Peu de valeur ajoutée liée aux réformes en cours
Egalement interrogés dans ce baromètre triennal, les salariés estiment à 66 % (78 % chez les moins de 30 ans), que leur DRH accompagne ces évolutions sociétales (égalité professionnelle femmes-hommes, politique RH inclusive, lutte contre les discriminations…).
Face à l’actualité - fusion des retraites complémentaires Agirc/Arcco, réforme de la formation professionnelle, égalité professionnelle femmes-hommes, CSE, prélèvement à la source – les choses se gâtent. Les DRH considèrent ainsi que l’impact sur leur charge de travail de ces réformes ou évolutions réglementaires est plus fort que la valeur ajoutée apportée par la ligne RH. Selon le Groupe Cegos, 41 % d’entre eux disent par exemple que le prélèvement à la source a fortement impacté la charge de travail de l’équipe RH… mais seuls 26 % estiment avoir eu une forte valeur ajoutée pour accompagner sa mise en place.
★ ★ ★
Exercices:
- a) Répondez à ces questions d'après l'extrait :
(i) Selon les salariés interrogés, dans quelle proportion leur DRH accompagne-t-elle les évolutions sociétales ?
(ii) Quel pourcentage des DRH déclare que le prélèvement à la source a fortement impacté la charge de travail de l'équipe RH ?
(iii) Quelle part des DRH estime avoir eu une forte valeur ajoutée pour accompagner la mise en place du prélèvement à la source ?
- b) Recopiez le passage de l'extrait qui commence à « Peu de valeur » et se poursuit jusqu'à « contre les discriminations…). ».
Appuyez-vous uniquement sur l'extrait.

Lignes de données:
★ ★ ★
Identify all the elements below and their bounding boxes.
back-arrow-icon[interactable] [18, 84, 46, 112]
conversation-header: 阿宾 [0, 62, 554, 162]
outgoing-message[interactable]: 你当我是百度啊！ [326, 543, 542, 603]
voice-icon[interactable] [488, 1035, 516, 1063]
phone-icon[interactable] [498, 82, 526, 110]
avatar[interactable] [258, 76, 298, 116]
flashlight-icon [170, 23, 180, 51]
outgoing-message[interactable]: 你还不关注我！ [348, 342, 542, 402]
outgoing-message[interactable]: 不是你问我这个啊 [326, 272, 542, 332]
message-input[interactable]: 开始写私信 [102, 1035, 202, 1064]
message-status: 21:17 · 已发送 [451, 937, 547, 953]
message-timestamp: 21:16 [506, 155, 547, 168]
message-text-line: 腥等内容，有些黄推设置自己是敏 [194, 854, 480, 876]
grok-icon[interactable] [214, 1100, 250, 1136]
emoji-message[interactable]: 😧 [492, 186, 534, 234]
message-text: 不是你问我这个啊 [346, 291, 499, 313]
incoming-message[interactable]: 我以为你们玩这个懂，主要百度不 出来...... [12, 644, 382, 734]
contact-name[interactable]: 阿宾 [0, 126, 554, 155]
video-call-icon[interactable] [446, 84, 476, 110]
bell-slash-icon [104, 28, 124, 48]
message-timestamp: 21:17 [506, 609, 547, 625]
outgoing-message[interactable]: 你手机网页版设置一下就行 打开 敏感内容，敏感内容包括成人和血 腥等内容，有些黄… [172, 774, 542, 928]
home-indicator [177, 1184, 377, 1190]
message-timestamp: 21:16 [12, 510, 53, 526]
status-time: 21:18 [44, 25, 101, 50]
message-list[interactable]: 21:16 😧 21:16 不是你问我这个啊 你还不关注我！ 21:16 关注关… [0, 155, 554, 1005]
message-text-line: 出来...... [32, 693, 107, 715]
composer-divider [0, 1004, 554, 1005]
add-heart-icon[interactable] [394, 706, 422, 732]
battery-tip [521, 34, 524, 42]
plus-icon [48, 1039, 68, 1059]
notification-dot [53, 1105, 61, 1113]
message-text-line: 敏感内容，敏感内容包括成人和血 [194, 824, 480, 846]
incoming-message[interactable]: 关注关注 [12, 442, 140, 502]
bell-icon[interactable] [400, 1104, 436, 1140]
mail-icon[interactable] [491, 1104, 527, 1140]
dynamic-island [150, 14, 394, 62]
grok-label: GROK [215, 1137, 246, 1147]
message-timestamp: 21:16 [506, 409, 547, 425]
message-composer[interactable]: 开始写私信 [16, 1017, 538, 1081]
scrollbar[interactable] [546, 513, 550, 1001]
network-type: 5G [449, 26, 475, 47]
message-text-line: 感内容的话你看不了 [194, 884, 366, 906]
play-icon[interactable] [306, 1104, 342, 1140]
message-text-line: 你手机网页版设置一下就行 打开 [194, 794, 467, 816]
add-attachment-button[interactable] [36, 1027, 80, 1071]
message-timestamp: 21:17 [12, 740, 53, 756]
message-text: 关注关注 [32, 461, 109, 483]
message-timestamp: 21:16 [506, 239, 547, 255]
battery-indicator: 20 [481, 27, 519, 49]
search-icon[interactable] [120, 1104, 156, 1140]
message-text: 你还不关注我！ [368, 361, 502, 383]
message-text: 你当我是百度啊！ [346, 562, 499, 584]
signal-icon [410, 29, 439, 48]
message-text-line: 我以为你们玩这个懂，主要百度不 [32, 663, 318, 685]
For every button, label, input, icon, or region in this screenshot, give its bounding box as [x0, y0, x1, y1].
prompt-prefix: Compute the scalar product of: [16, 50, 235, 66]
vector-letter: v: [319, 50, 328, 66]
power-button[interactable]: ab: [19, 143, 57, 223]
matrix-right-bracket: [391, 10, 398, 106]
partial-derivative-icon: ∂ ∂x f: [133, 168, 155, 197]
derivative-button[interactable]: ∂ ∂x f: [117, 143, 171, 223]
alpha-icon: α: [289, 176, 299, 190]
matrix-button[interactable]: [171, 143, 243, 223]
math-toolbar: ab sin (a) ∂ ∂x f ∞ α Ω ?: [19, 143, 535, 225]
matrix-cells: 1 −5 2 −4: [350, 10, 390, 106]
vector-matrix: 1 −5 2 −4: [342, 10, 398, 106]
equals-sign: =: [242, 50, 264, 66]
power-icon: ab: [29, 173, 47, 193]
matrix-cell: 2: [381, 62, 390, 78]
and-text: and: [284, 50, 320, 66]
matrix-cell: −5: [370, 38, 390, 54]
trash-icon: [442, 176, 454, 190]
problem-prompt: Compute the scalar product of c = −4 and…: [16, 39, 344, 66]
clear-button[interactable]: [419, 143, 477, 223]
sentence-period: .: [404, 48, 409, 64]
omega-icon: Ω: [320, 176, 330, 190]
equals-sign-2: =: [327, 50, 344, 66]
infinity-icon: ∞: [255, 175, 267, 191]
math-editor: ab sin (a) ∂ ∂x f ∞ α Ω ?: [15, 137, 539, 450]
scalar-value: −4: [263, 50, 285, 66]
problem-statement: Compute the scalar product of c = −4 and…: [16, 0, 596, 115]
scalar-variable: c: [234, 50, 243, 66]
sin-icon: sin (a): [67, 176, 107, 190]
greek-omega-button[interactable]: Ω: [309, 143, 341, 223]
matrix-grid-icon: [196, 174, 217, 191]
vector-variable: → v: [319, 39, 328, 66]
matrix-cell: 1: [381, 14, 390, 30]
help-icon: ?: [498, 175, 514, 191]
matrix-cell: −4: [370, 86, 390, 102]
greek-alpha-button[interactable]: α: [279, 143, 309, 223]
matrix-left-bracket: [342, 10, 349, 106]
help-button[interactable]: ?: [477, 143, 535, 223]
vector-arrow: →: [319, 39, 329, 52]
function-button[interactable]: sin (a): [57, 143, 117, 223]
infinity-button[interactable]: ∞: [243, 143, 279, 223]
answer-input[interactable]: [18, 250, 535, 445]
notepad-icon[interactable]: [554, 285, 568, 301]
★ ★ ★
Réponses:
- a)
(i) 66 % (78 % chez les moins de 30 ans).
(ii) 41 %.
(iii) 26 %.

- b)
Peu de valeur ajoutée liée aux réformes en cours
Egalement interrogés dans ce baromètre triennal, les salariés estiment à 66 % (78 % chez les moins de 30 ans), que leur DRH accompagne ces évolutions sociétales (égalité professionnelle femmes-hommes, politique RH inclusive, lutte contre les discriminations…).